─── DATA LINES

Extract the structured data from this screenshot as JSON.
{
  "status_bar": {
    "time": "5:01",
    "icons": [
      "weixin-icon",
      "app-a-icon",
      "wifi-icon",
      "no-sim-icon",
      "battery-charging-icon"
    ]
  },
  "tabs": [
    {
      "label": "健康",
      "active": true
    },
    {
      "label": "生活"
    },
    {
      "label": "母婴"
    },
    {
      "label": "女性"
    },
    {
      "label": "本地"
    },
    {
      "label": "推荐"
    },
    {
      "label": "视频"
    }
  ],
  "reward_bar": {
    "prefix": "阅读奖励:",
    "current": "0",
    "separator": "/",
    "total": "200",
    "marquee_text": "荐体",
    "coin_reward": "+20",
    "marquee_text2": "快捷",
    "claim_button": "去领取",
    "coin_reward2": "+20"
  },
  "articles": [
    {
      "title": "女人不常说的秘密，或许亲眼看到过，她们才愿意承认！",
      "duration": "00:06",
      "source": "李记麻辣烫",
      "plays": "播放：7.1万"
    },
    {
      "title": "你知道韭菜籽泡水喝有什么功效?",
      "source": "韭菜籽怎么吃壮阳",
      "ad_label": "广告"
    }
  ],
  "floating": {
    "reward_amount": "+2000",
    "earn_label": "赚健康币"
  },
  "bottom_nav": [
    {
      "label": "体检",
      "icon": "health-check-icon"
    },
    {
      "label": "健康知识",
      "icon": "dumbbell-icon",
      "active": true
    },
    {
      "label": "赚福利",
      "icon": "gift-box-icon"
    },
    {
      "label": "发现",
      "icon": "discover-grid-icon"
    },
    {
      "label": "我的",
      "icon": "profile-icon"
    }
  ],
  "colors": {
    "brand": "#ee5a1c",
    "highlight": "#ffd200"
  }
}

──────

* **WHAT IS NEEDED**: Return the listing above in full, character for character.

* **SOLUTION TO THIS PROBLEM**:
Extract the structured data from this screenshot as JSON.
{
  "status_bar": {
    "time": "5:01",
    "icons": [
      "weixin-icon",
      "app-a-icon",
      "wifi-icon",
      "no-sim-icon",
      "battery-charging-icon"
    ]
  },
  "tabs": [
    {
      "label": "健康",
      "active": true
    },
    {
      "label": "生活"
    },
    {
      "label": "母婴"
    },
    {
      "label": "女性"
    },
    {
      "label": "本地"
    },
    {
      "label": "推荐"
    },
    {
      "label": "视频"
    }
  ],
  "reward_bar": {
    "prefix": "阅读奖励:",
    "current": "0",
    "separator": "/",
    "total": "200",
    "marquee_text": "荐体",
    "coin_reward": "+20",
    "marquee_text2": "快捷",
    "claim_button": "去领取",
    "coin_reward2": "+20"
  },
  "articles": [
    {
      "title": "女人不常说的秘密，或许亲眼看到过，她们才愿意承认！",
      "duration": "00:06",
      "source": "李记麻辣烫",
      "plays": "播放：7.1万"
    },
    {
      "title": "你知道韭菜籽泡水喝有什么功效?",
      "source": "韭菜籽怎么吃壮阳",
      "ad_label": "广告"
    }
  ],
  "floating": {
    "reward_amount": "+2000",
    "earn_label": "赚健康币"
  },
  "bottom_nav": [
    {
      "label": "体检",
      "icon": "health-check-icon"
    },
    {
      "label": "健康知识",
      "icon": "dumbbell-icon",
      "active": true
    },
    {
      "label": "赚福利",
      "icon": "gift-box-icon"
    },
    {
      "label": "发现",
      "icon": "discover-grid-icon"
    },
    {
      "label": "我的",
      "icon": "profile-icon"
    }
  ],
  "colors": {
    "brand": "#ee5a1c",
    "highlight": "#ffd200"
  }
}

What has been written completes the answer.